**Text section**
======
Kohen attending: It is forbidden for a male[62] Kohen[63] to defile himself to a corpse[64] or to any of the impurities which come from a corpse [i.e. Tumas Meis]. This applies even against the Kohen defiling himself to a Nefel.[65] This applies even if the Nefel is a relative of the Kohen [i.e. the Kohen’s son r”l].[66]

How to carry the child:[67] A child who lived less than a full thirty days may be carried to the burial in the arms of a person [and is not required to be carried on the accustomed bed, although one may do so if he chooses[68]]. This applies even if one knows for certain that the child was carried to term. If the child was over 12 months old, he is to be carried on a bed.[69]

Coffin: A child who lived for less than thirty days is not buried in a coffin. This applies even if one knows for certain that the child was carried to term.[70] If the child who passed away was past a full thirty days old, then he is buried in a small coffin.[71] [Practically, the custom is to place the child in a small coffin.[72]]

How to bury:[73] The Nefel is to be buried in a Halachically valid manner, by having at least three Tefachim of earth placed on him. [The custom is to bury Nefalim in a designated area of the cemetery.[74] The custom in Jerusalem is for the Nefel is to be buried a short distance from another grave.[75] Although the custom in New York is to bury a Nefel together with another Meis, the Poskim have protested against this custom, and stated that there must be some distance between the deceased and the Nefel.[76]]

Tziduk Hadin and Kaddish:[77] The prayer of Tziduk Hadin and Kaddish is not recited by the burial of a Nefel. It, however, may be recited on the burial of a child who passed way after thirty days old [and is no longer a Nefel].[78] However, the [widespread] custom is not to recite Tziduk Hadin and Kaddish until the child is 12 months old.[79] However, in some communities, the custom is like the former opinion, to say Tziduk Hadin and Kaddish if the child is thirty days old.[80]

Washing hands:[81] One is to wash hands after attending the funeral or burial of a Nefel, or after leaving the room that he is in.
======
**Data block**

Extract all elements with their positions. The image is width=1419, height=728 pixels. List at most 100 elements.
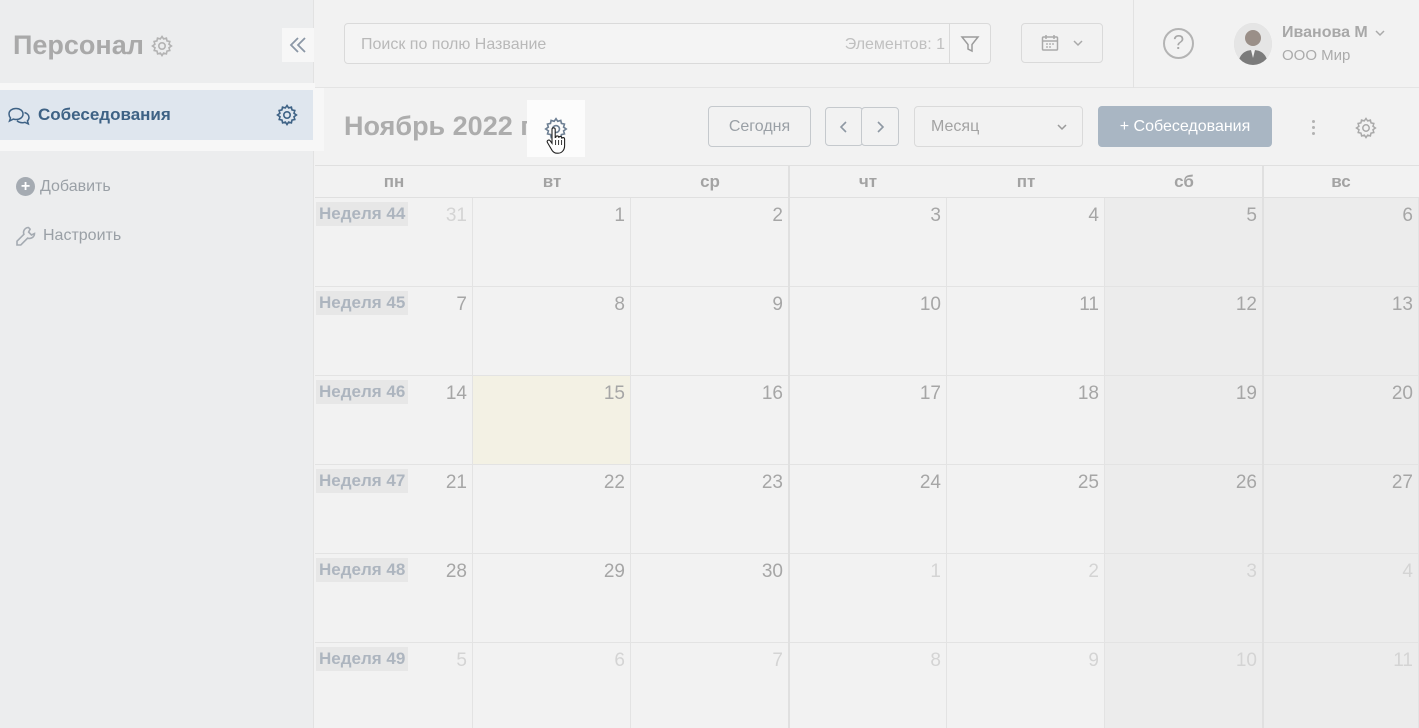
======
**Given exercise 1**
From the passage on burying a Nefel, transcribe the part starting with "Tziduk Hadin and Kaddish:[77]" and going on through "that he is in.".
**Given exercise 2**
Answer these from the passage on burying a Nefel:
(a) How much earth must be placed on a Nefel for the burial to be valid?
(b) Until what age does the widespread custom hold off reciting Tziduk Hadin and Kaddish?
(c) What should one do after attending the funeral or burial of a Nefel?
**Given exercise 3**
Write the next part of the passage on burying a Nefel, continuing after its final sentence.

**Right answer 1**
Tziduk Hadin and Kaddish:[77] The prayer of Tziduk Hadin and Kaddish is not recited by the burial of a Nefel. It, however, may be recited on the burial of a child who passed way after thirty days old [and is no longer a Nefel].[78] However, the [widespread] custom is not to recite Tziduk Hadin and Kaddish until the child is 12 months old.[79] However, in some communities, the custom is like the former opinion, to say Tziduk Hadin and Kaddish if the child is thirty days old.[80]

Washing hands:[81] One is to wash hands after attending the funeral or burial of a Nefel, or after leaving the room that he is in.

**Right answer 2**
(a) At least three Tefachim of earth.
(b) Until the child is 12 months old.
(c) Wash hands.

**Right answer 3**
Nichum Aveilim:[82] The Mitzvah of Nichum Aveilim does not apply to a Nefel. Thus, one is not [required[83]] to comfort the relatives of a Nefel who passed away neither by the burial [i.e. making a Shura/row after the burial and wishing him comfort[84]] or afterwards during the Shiva period that is usually kept [i.e. Tanchumei Aveilim]. This applies to any child who passed away below the age of thirty days, even if one is sure that the child was carried to term, of nine full months. [Nonetheless, if one wishes to comfort the relatives, he may.[85]] If the child who passed away was past a full thirty days old, then his relatives are to be comforted with both a Shura and Birchas Aveilim during the Shiva.[86]

Bemoaning the death:[87] A child who passed away after 12 months of age, and is thus old enough to be taken out in a bed to the burial, the public is to be emotionally distressed over his passing. If he is younger than 12 months, the public is not required to be distressed over it.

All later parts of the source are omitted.